___ RECORD LIST ___

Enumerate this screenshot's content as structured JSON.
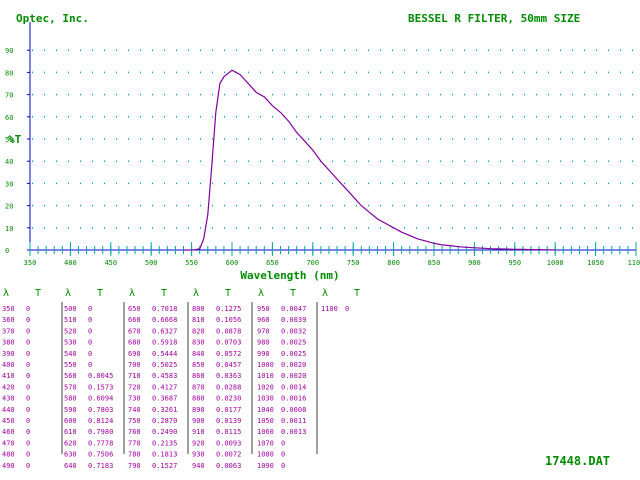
{
  "header": {
    "company": "Optec, Inc.",
    "title": "BESSEL R FILTER, 50mm SIZE"
  },
  "footer": {
    "filename": "17448.DAT"
  },
  "colors": {
    "text_green": "#008c00",
    "axis_blue": "#0000cc",
    "tick_cyan": "#00a8a8",
    "curve": "#8000a0",
    "table_data": "#a000a0",
    "table_sep": "#404040"
  },
  "chart_data": {
    "type": "line",
    "title": "",
    "xlabel": "Wavelength (nm)",
    "ylabel": "%T",
    "xlim": [
      350,
      1100
    ],
    "ylim": [
      0,
      100
    ],
    "xticks": [
      350,
      400,
      450,
      500,
      550,
      600,
      650,
      700,
      750,
      800,
      850,
      900,
      950,
      1000,
      1050,
      1100
    ],
    "yticks": [
      0,
      10,
      20,
      30,
      40,
      50,
      60,
      70,
      80,
      90
    ],
    "grid": "dotted horizontal",
    "series": [
      {
        "x": [
          540,
          550,
          555,
          560,
          565,
          570,
          575,
          580,
          585,
          590,
          600,
          610,
          620,
          630,
          640,
          650,
          660,
          670,
          680,
          690,
          700,
          710,
          720,
          730,
          740,
          750,
          760,
          770,
          780,
          790,
          800,
          810,
          820,
          830,
          840,
          850,
          860,
          870,
          880,
          890,
          900,
          910,
          920,
          930,
          940,
          950,
          960,
          970,
          980,
          990,
          1000
        ],
        "y": [
          0,
          0,
          0.2,
          0.5,
          5,
          16,
          38,
          62,
          75,
          78,
          81,
          79,
          75,
          71,
          69,
          65,
          62,
          58,
          53,
          49,
          45,
          40,
          36,
          32,
          28,
          24,
          20,
          17,
          14,
          12,
          10,
          8,
          6.5,
          5,
          4,
          3,
          2.3,
          2,
          1.5,
          1.2,
          1,
          0.8,
          0.6,
          0.5,
          0.4,
          0.3,
          0.3,
          0.2,
          0.2,
          0.1,
          0.1
        ]
      }
    ]
  },
  "table": {
    "headers": {
      "lambda": "λ",
      "t": "T"
    },
    "columns": [
      {
        "lambda": [
          "350",
          "360",
          "370",
          "380",
          "390",
          "400",
          "410",
          "420",
          "430",
          "440",
          "450",
          "460",
          "470",
          "480",
          "490"
        ],
        "t": [
          "0",
          "0",
          "0",
          "0",
          "0",
          "0",
          "0",
          "0",
          "0",
          "0",
          "0",
          "0",
          "0",
          "0",
          "0"
        ]
      },
      {
        "lambda": [
          "500",
          "510",
          "520",
          "530",
          "540",
          "550",
          "560",
          "570",
          "580",
          "590",
          "600",
          "610",
          "620",
          "630",
          "640"
        ],
        "t": [
          "0",
          "0",
          "0",
          "0",
          "0",
          "0",
          "0.0045",
          "0.1573",
          "0.6094",
          "0.7803",
          "0.8124",
          "0.7980",
          "0.7778",
          "0.7506",
          "0.7183"
        ]
      },
      {
        "lambda": [
          "650",
          "660",
          "670",
          "680",
          "690",
          "700",
          "710",
          "720",
          "730",
          "740",
          "750",
          "760",
          "770",
          "780",
          "790"
        ],
        "t": [
          "0.7018",
          "0.6668",
          "0.6327",
          "0.5918",
          "0.5444",
          "0.5025",
          "0.4583",
          "0.4127",
          "0.3687",
          "0.3261",
          "0.2870",
          "0.2490",
          "0.2135",
          "0.1813",
          "0.1527"
        ]
      },
      {
        "lambda": [
          "800",
          "810",
          "820",
          "830",
          "840",
          "850",
          "860",
          "870",
          "880",
          "890",
          "900",
          "910",
          "920",
          "930",
          "940"
        ],
        "t": [
          "0.1275",
          "0.1056",
          "0.0878",
          "0.0703",
          "0.0572",
          "0.0457",
          "0.0363",
          "0.0288",
          "0.0230",
          "0.0177",
          "0.0139",
          "0.0115",
          "0.0093",
          "0.0072",
          "0.0063"
        ]
      },
      {
        "lambda": [
          "950",
          "960",
          "970",
          "980",
          "990",
          "1000",
          "1010",
          "1020",
          "1030",
          "1040",
          "1050",
          "1060",
          "1070",
          "1080",
          "1090"
        ],
        "t": [
          "0.0047",
          "0.0039",
          "0.0032",
          "0.0025",
          "0.0025",
          "0.0020",
          "0.0020",
          "0.0014",
          "0.0016",
          "0.0008",
          "0.0011",
          "0.0013",
          "0",
          "0",
          "0"
        ]
      },
      {
        "lambda": [
          "1100"
        ],
        "t": [
          "0"
        ]
      }
    ]
  }
}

___

**TO DO**
Restate the entire listing word for word, excluding pictures.

**TASK RESPONSE**
Enumerate this screenshot's content as structured JSON.
{
  "header": {
    "company": "Optec, Inc.",
    "title": "BESSEL R FILTER, 50mm SIZE"
  },
  "footer": {
    "filename": "17448.DAT"
  },
  "colors": {
    "text_green": "#008c00",
    "axis_blue": "#0000cc",
    "tick_cyan": "#00a8a8",
    "curve": "#8000a0",
    "table_data": "#a000a0",
    "table_sep": "#404040"
  },
  "chart_data": {
    "type": "line",
    "title": "",
    "xlabel": "Wavelength (nm)",
    "ylabel": "%T",
    "xlim": [
      350,
      1100
    ],
    "ylim": [
      0,
      100
    ],
    "xticks": [
      350,
      400,
      450,
      500,
      550,
      600,
      650,
      700,
      750,
      800,
      850,
      900,
      950,
      1000,
      1050,
      1100
    ],
    "yticks": [
      0,
      10,
      20,
      30,
      40,
      50,
      60,
      70,
      80,
      90
    ],
    "grid": "dotted horizontal",
    "series": [
      {
        "x": [
          540,
          550,
          555,
          560,
          565,
          570,
          575,
          580,
          585,
          590,
          600,
          610,
          620,
          630,
          640,
          650,
          660,
          670,
          680,
          690,
          700,
          710,
          720,
          730,
          740,
          750,
          760,
          770,
          780,
          790,
          800,
          810,
          820,
          830,
          840,
          850,
          860,
          870,
          880,
          890,
          900,
          910,
          920,
          930,
          940,
          950,
          960,
          970,
          980,
          990,
          1000
        ],
        "y": [
          0,
          0,
          0.2,
          0.5,
          5,
          16,
          38,
          62,
          75,
          78,
          81,
          79,
          75,
          71,
          69,
          65,
          62,
          58,
          53,
          49,
          45,
          40,
          36,
          32,
          28,
          24,
          20,
          17,
          14,
          12,
          10,
          8,
          6.5,
          5,
          4,
          3,
          2.3,
          2,
          1.5,
          1.2,
          1,
          0.8,
          0.6,
          0.5,
          0.4,
          0.3,
          0.3,
          0.2,
          0.2,
          0.1,
          0.1
        ]
      }
    ]
  },
  "table": {
    "headers": {
      "lambda": "λ",
      "t": "T"
    },
    "columns": [
      {
        "lambda": [
          "350",
          "360",
          "370",
          "380",
          "390",
          "400",
          "410",
          "420",
          "430",
          "440",
          "450",
          "460",
          "470",
          "480",
          "490"
        ],
        "t": [
          "0",
          "0",
          "0",
          "0",
          "0",
          "0",
          "0",
          "0",
          "0",
          "0",
          "0",
          "0",
          "0",
          "0",
          "0"
        ]
      },
      {
        "lambda": [
          "500",
          "510",
          "520",
          "530",
          "540",
          "550",
          "560",
          "570",
          "580",
          "590",
          "600",
          "610",
          "620",
          "630",
          "640"
        ],
        "t": [
          "0",
          "0",
          "0",
          "0",
          "0",
          "0",
          "0.0045",
          "0.1573",
          "0.6094",
          "0.7803",
          "0.8124",
          "0.7980",
          "0.7778",
          "0.7506",
          "0.7183"
        ]
      },
      {
        "lambda": [
          "650",
          "660",
          "670",
          "680",
          "690",
          "700",
          "710",
          "720",
          "730",
          "740",
          "750",
          "760",
          "770",
          "780",
          "790"
        ],
        "t": [
          "0.7018",
          "0.6668",
          "0.6327",
          "0.5918",
          "0.5444",
          "0.5025",
          "0.4583",
          "0.4127",
          "0.3687",
          "0.3261",
          "0.2870",
          "0.2490",
          "0.2135",
          "0.1813",
          "0.1527"
        ]
      },
      {
        "lambda": [
          "800",
          "810",
          "820",
          "830",
          "840",
          "850",
          "860",
          "870",
          "880",
          "890",
          "900",
          "910",
          "920",
          "930",
          "940"
        ],
        "t": [
          "0.1275",
          "0.1056",
          "0.0878",
          "0.0703",
          "0.0572",
          "0.0457",
          "0.0363",
          "0.0288",
          "0.0230",
          "0.0177",
          "0.0139",
          "0.0115",
          "0.0093",
          "0.0072",
          "0.0063"
        ]
      },
      {
        "lambda": [
          "950",
          "960",
          "970",
          "980",
          "990",
          "1000",
          "1010",
          "1020",
          "1030",
          "1040",
          "1050",
          "1060",
          "1070",
          "1080",
          "1090"
        ],
        "t": [
          "0.0047",
          "0.0039",
          "0.0032",
          "0.0025",
          "0.0025",
          "0.0020",
          "0.0020",
          "0.0014",
          "0.0016",
          "0.0008",
          "0.0011",
          "0.0013",
          "0",
          "0",
          "0"
        ]
      },
      {
        "lambda": [
          "1100"
        ],
        "t": [
          "0"
        ]
      }
    ]
  }
}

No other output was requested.